• _Problem statement_:
Check the listing below for lines that hold "would". How many are there? Please give only the number.

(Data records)
== == ==
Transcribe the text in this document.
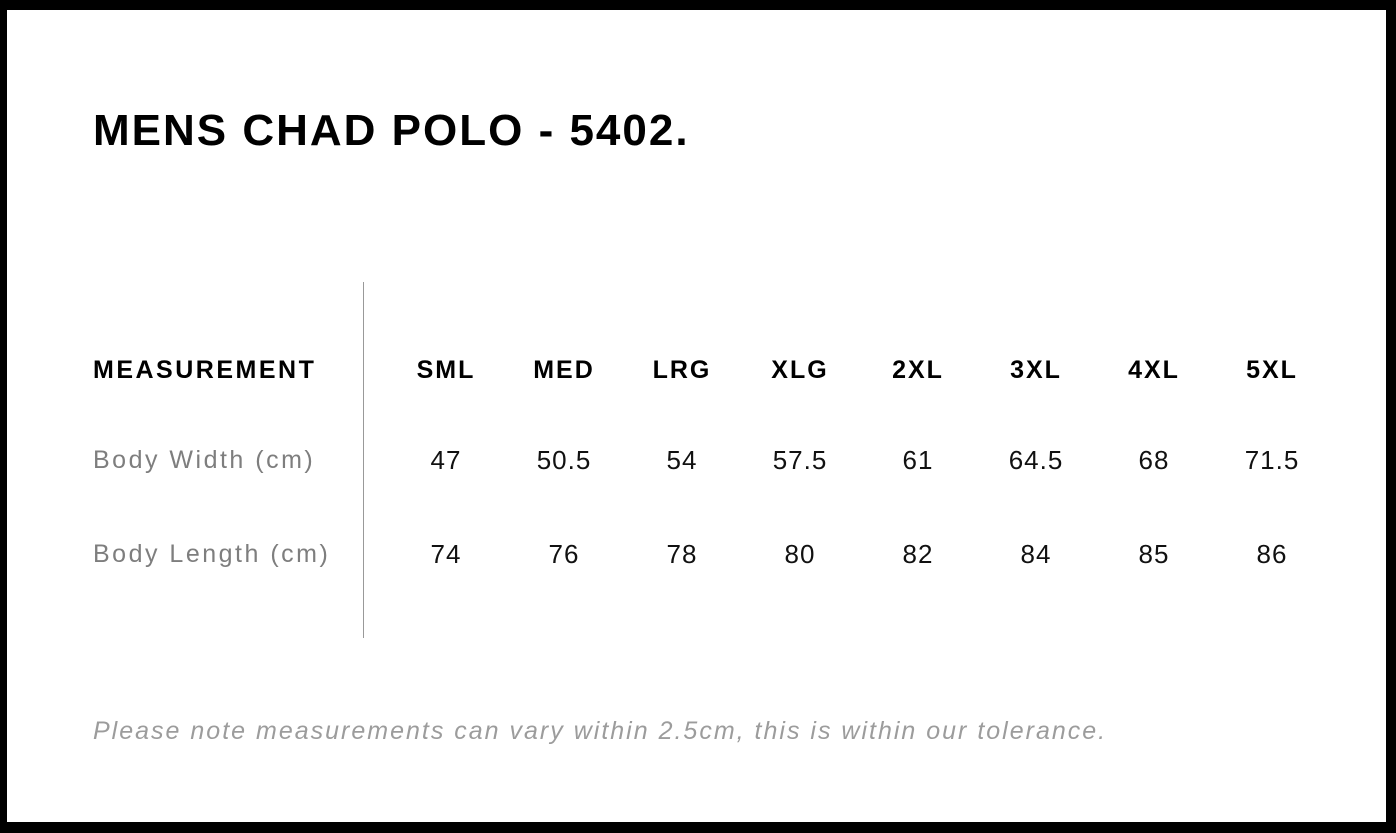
MENS CHAD POLO - 5402.
MEASUREMENT	SML	MED	LRG	XLG	2XL	3XL	4XL	5XL
Body Width (cm)	47	50.5	54	57.5	61	64.5	68	71.5
Body Length (cm)	74	76	78	80	82	84	85	86

Please note measurements can vary within 2.5cm, this is within our tolerance.
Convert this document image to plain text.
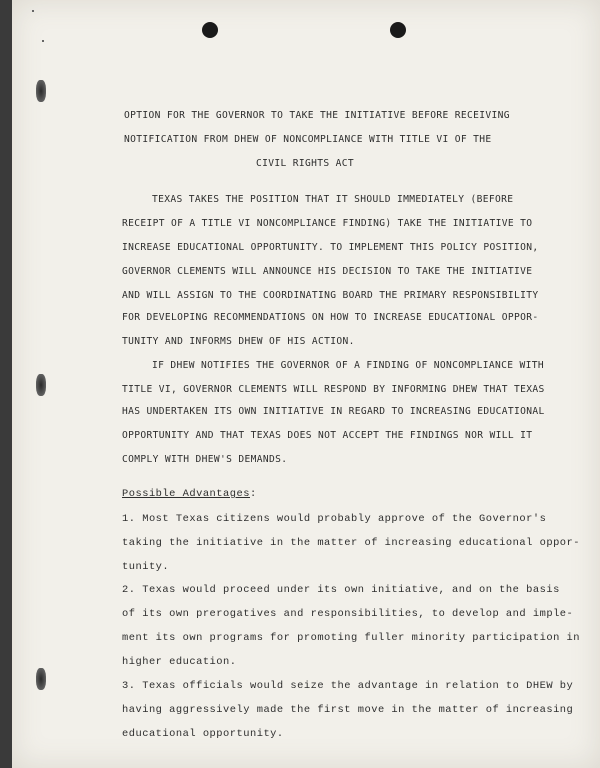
OPTION FOR THE GOVERNOR TO TAKE THE INITIATIVE BEFORE RECEIVING

NOTIFICATION FROM DHEW OF NONCOMPLIANCE WITH TITLE VI OF THE

CIVIL RIGHTS ACT

TEXAS TAKES THE POSITION THAT IT SHOULD IMMEDIATELY (BEFORE

RECEIPT OF A TITLE VI NONCOMPLIANCE FINDING) TAKE THE INITIATIVE TO

INCREASE EDUCATIONAL OPPORTUNITY. TO IMPLEMENT THIS POLICY POSITION,

GOVERNOR CLEMENTS WILL ANNOUNCE HIS DECISION TO TAKE THE INITIATIVE

AND WILL ASSIGN TO THE COORDINATING BOARD THE PRIMARY RESPONSIBILITY

FOR DEVELOPING RECOMMENDATIONS ON HOW TO INCREASE EDUCATIONAL OPPOR-

TUNITY AND INFORMS DHEW OF HIS ACTION.

IF DHEW NOTIFIES THE GOVERNOR OF A FINDING OF NONCOMPLIANCE WITH

TITLE VI, GOVERNOR CLEMENTS WILL RESPOND BY INFORMING DHEW THAT TEXAS

HAS UNDERTAKEN ITS OWN INITIATIVE IN REGARD TO INCREASING EDUCATIONAL

OPPORTUNITY AND THAT TEXAS DOES NOT ACCEPT THE FINDINGS NOR WILL IT

COMPLY WITH DHEW'S DEMANDS.

Possible Advantages:

1. Most Texas citizens would probably approve of the Governor's

taking the initiative in the matter of increasing educational oppor-

tunity.

2. Texas would proceed under its own initiative, and on the basis

of its own prerogatives and responsibilities, to develop and imple-

ment its own programs for promoting fuller minority participation in

higher education.

3. Texas officials would seize the advantage in relation to DHEW by

having aggressively made the first move in the matter of increasing

educational opportunity.
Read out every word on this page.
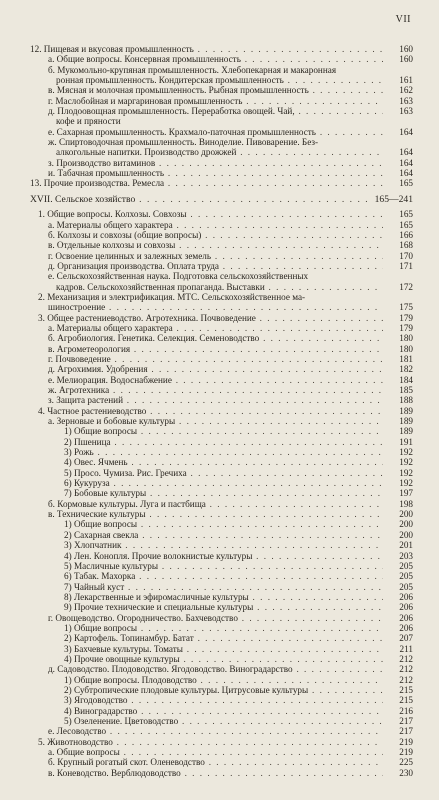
VII
12. Пищевая и вкусовая промышленность . . .	160
а. Общие вопросы. Консервная промышленность . . .	160
б. Мукомольно-крупяная промышленность. Хлебопекарная и макаронная
ронная промышленность. Кондитерская промышленность . . .	161
в. Мясная и молочная промышленность. Рыбная промышленность . . .	162
г. Маслобойная и маргариновая промышленность . . .	163
д. Плодоовощная промышленность. Переработка овощей. Чай, . . .	163
кофе и пряности
е. Сахарная промышленность. Крахмало-паточная промышленность . . .	164
ж. Спиртоводочная промышленность. Виноделие. Пивоварение. Без-
алкогольные напитки. Производство дрожжей . . .	164
з. Производство витаминов . . .	164
и. Табачная промышленность . . .	164
13. Прочие производства. Ремесла . . .	165
XVII. Сельское хозяйство . . .	165—241
1. Общие вопросы. Колхозы. Совхозы . . .	165
а. Материалы общего характера . . .	165
б. Колхозы и совхозы (общие вопросы) . . .	166
в. Отдельные колхозы и совхозы . . .	168
г. Освоение целинных и залежных земель . . .	170
д. Организация производства. Оплата труда . . .	171
е. Сельскохозяйственная наука. Подготовка сельскохозяйственных
кадров. Сельскохозяйственная пропаганда. Выставки . . .	172
2. Механизация и электрификация. МТС. Сельскохозяйственное ма-
шиностроение . . .	175
3. Общее растениеводство. Агротехника. Почвоведение . . .	179
а. Материалы общего характера . . .	179
б. Агробиология. Генетика. Селекция. Семеноводство . . .	180
в. Агрометеорология . . .	180
г. Почвоведение . . .	181
д. Агрохимия. Удобрения . . .	182
е. Мелиорация. Водоснабжение . . .	184
ж. Агротехника . . .	185
з. Защита растений . . .	188
4. Частное растениеводство . . .	189
а. Зерновые и бобовые культуры . . .	189
1) Общие вопросы . . .	189
2) Пшеница . . .	191
3) Рожь . . .	192
4) Овес. Ячмень . . .	192
5) Просо. Чумиза. Рис. Гречиха . . .	192
6) Кукуруза . . .	192
7) Бобовые культуры . . .	197
б. Кормовые культуры. Луга и пастбища . . .	198
в. Технические культуры . . .	200
1) Общие вопросы . . .	200
2) Сахарная свекла . . .	200
3) Хлопчатник . . .	201
4) Лен. Конопля. Прочие волокнистые культуры . . .	203
5) Масличные культуры . . .	205
6) Табак. Махорка . . .	205
7) Чайный куст . . .	205
8) Лекарственные и эфиромасличные культуры . . .	206
9) Прочие технические и специальные культуры . . .	206
г. Овощеводство. Огородничество. Бахчеводство . . .	206
1) Общие вопросы . . .	206
2) Картофель. Топинамбур. Батат . . .	207
3) Бахчевые культуры. Томаты . . .	211
4) Прочие овощные культуры . . .	212
д. Садоводство. Плодоводство. Ягодоводство. Виноградарство . . .	212
1) Общие вопросы. Плодоводство . . .	212
2) Субтропические плодовые культуры. Цитрусовые культуры . . .	215
3) Ягодоводство . . .	215
4) Виноградарство . . .	216
5) Озеленение. Цветоводство . . .	217
е. Лесоводство . . .	217
5. Животноводство . . .	219
а. Общие вопросы . . .	219
б. Крупный рогатый скот. Оленеводство . . .	225
в. Коневодство. Верблюдоводство . . .	230
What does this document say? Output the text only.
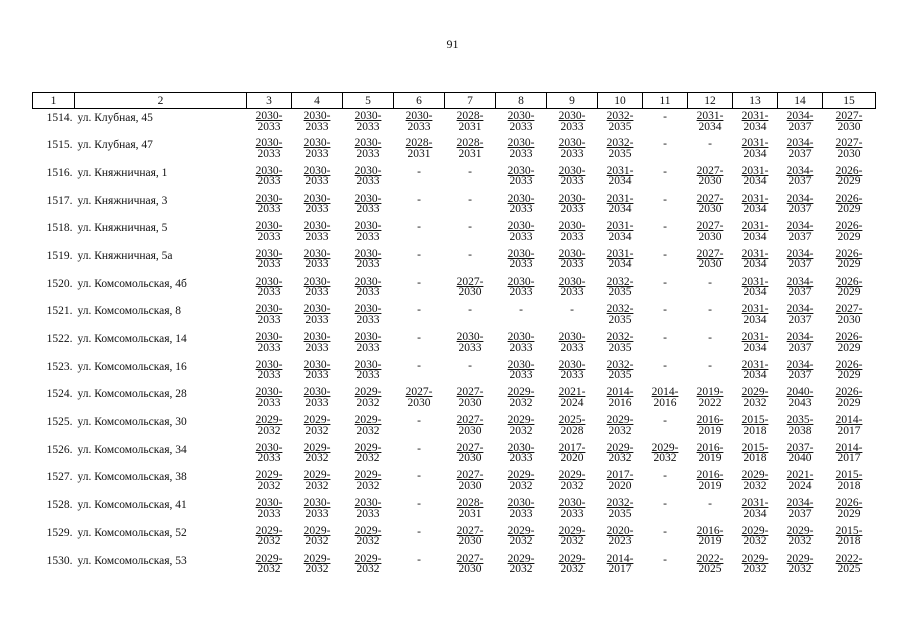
91
1	2	3	4	5	6	7	8	9	10	11	12	13	14	15
1514.	ул. Клубная, 45	$\frac{2030-}{2033}$	$\frac{2030-}{2033}$	$\frac{2030-}{2033}$	$\frac{2030-}{2033}$	$\frac{2028-}{2031}$	$\frac{2030-}{2033}$	$\frac{2030-}{2033}$	$\frac{2032-}{2035}$	-	$\frac{2031-}{2034}$	$\frac{2031-}{2034}$	$\frac{2034-}{2037}$	$\frac{2027-}{2030}$

1515.	ул. Клубная, 47	$\frac{2030-}{2033}$	$\frac{2030-}{2033}$	$\frac{2030-}{2033}$	$\frac{2028-}{2031}$	$\frac{2028-}{2031}$	$\frac{2030-}{2033}$	$\frac{2030-}{2033}$	$\frac{2032-}{2035}$	-	-	$\frac{2031-}{2034}$	$\frac{2034-}{2037}$	$\frac{2027-}{2030}$

1516.	ул. Княжничная, 1	$\frac{2030-}{2033}$	$\frac{2030-}{2033}$	$\frac{2030-}{2033}$	-	-	$\frac{2030-}{2033}$	$\frac{2030-}{2033}$	$\frac{2031-}{2034}$	-	$\frac{2027-}{2030}$	$\frac{2031-}{2034}$	$\frac{2034-}{2037}$	$\frac{2026-}{2029}$

1517.	ул. Княжничная, 3	$\frac{2030-}{2033}$	$\frac{2030-}{2033}$	$\frac{2030-}{2033}$	-	-	$\frac{2030-}{2033}$	$\frac{2030-}{2033}$	$\frac{2031-}{2034}$	-	$\frac{2027-}{2030}$	$\frac{2031-}{2034}$	$\frac{2034-}{2037}$	$\frac{2026-}{2029}$

1518.	ул. Княжничная, 5	$\frac{2030-}{2033}$	$\frac{2030-}{2033}$	$\frac{2030-}{2033}$	-	-	$\frac{2030-}{2033}$	$\frac{2030-}{2033}$	$\frac{2031-}{2034}$	-	$\frac{2027-}{2030}$	$\frac{2031-}{2034}$	$\frac{2034-}{2037}$	$\frac{2026-}{2029}$

1519.	ул. Княжничная, 5а	$\frac{2030-}{2033}$	$\frac{2030-}{2033}$	$\frac{2030-}{2033}$	-	-	$\frac{2030-}{2033}$	$\frac{2030-}{2033}$	$\frac{2031-}{2034}$	-	$\frac{2027-}{2030}$	$\frac{2031-}{2034}$	$\frac{2034-}{2037}$	$\frac{2026-}{2029}$

1520.	ул. Комсомольская, 4б	$\frac{2030-}{2033}$	$\frac{2030-}{2033}$	$\frac{2030-}{2033}$	-	$\frac{2027-}{2030}$	$\frac{2030-}{2033}$	$\frac{2030-}{2033}$	$\frac{2032-}{2035}$	-	-	$\frac{2031-}{2034}$	$\frac{2034-}{2037}$	$\frac{2026-}{2029}$

1521.	ул. Комсомольская, 8	$\frac{2030-}{2033}$	$\frac{2030-}{2033}$	$\frac{2030-}{2033}$	-	-	-	-	$\frac{2032-}{2035}$	-	-	$\frac{2031-}{2034}$	$\frac{2034-}{2037}$	$\frac{2027-}{2030}$

1522.	ул. Комсомольская, 14	$\frac{2030-}{2033}$	$\frac{2030-}{2033}$	$\frac{2030-}{2033}$	-	$\frac{2030-}{2033}$	$\frac{2030-}{2033}$	$\frac{2030-}{2033}$	$\frac{2032-}{2035}$	-	-	$\frac{2031-}{2034}$	$\frac{2034-}{2037}$	$\frac{2026-}{2029}$

1523.	ул. Комсомольская, 16	$\frac{2030-}{2033}$	$\frac{2030-}{2033}$	$\frac{2030-}{2033}$	-	-	$\frac{2030-}{2033}$	$\frac{2030-}{2033}$	$\frac{2032-}{2035}$	-	-	$\frac{2031-}{2034}$	$\frac{2034-}{2037}$	$\frac{2026-}{2029}$

1524.	ул. Комсомольская, 28	$\frac{2030-}{2033}$	$\frac{2030-}{2033}$	$\frac{2029-}{2032}$	$\frac{2027-}{2030}$	$\frac{2027-}{2030}$	$\frac{2029-}{2032}$	$\frac{2021-}{2024}$	$\frac{2014-}{2016}$	$\frac{2014-}{2016}$	$\frac{2019-}{2022}$	$\frac{2029-}{2032}$	$\frac{2040-}{2043}$	$\frac{2026-}{2029}$

1525.	ул. Комсомольская, 30	$\frac{2029-}{2032}$	$\frac{2029-}{2032}$	$\frac{2029-}{2032}$	-	$\frac{2027-}{2030}$	$\frac{2029-}{2032}$	$\frac{2025-}{2028}$	$\frac{2029-}{2032}$	-	$\frac{2016-}{2019}$	$\frac{2015-}{2018}$	$\frac{2035-}{2038}$	$\frac{2014-}{2017}$

1526.	ул. Комсомольская, 34	$\frac{2030-}{2033}$	$\frac{2029-}{2032}$	$\frac{2029-}{2032}$	-	$\frac{2027-}{2030}$	$\frac{2030-}{2033}$	$\frac{2017-}{2020}$	$\frac{2029-}{2032}$	$\frac{2029-}{2032}$	$\frac{2016-}{2019}$	$\frac{2015-}{2018}$	$\frac{2037-}{2040}$	$\frac{2014-}{2017}$

1527.	ул. Комсомольская, 38	$\frac{2029-}{2032}$	$\frac{2029-}{2032}$	$\frac{2029-}{2032}$	-	$\frac{2027-}{2030}$	$\frac{2029-}{2032}$	$\frac{2029-}{2032}$	$\frac{2017-}{2020}$	-	$\frac{2016-}{2019}$	$\frac{2029-}{2032}$	$\frac{2021-}{2024}$	$\frac{2015-}{2018}$

1528.	ул. Комсомольская, 41	$\frac{2030-}{2033}$	$\frac{2030-}{2033}$	$\frac{2030-}{2033}$	-	$\frac{2028-}{2031}$	$\frac{2030-}{2033}$	$\frac{2030-}{2033}$	$\frac{2032-}{2035}$	-	-	$\frac{2031-}{2034}$	$\frac{2034-}{2037}$	$\frac{2026-}{2029}$

1529.	ул. Комсомольская, 52	$\frac{2029-}{2032}$	$\frac{2029-}{2032}$	$\frac{2029-}{2032}$	-	$\frac{2027-}{2030}$	$\frac{2029-}{2032}$	$\frac{2029-}{2032}$	$\frac{2020-}{2023}$	-	$\frac{2016-}{2019}$	$\frac{2029-}{2032}$	$\frac{2029-}{2032}$	$\frac{2015-}{2018}$

1530.	ул. Комсомольская, 53	$\frac{2029-}{2032}$	$\frac{2029-}{2032}$	$\frac{2029-}{2032}$	-	$\frac{2027-}{2030}$	$\frac{2029-}{2032}$	$\frac{2029-}{2032}$	$\frac{2014-}{2017}$	-	$\frac{2022-}{2025}$	$\frac{2029-}{2032}$	$\frac{2029-}{2032}$	$\frac{2022-}{2025}$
== == ==
• _Exercise result_:
3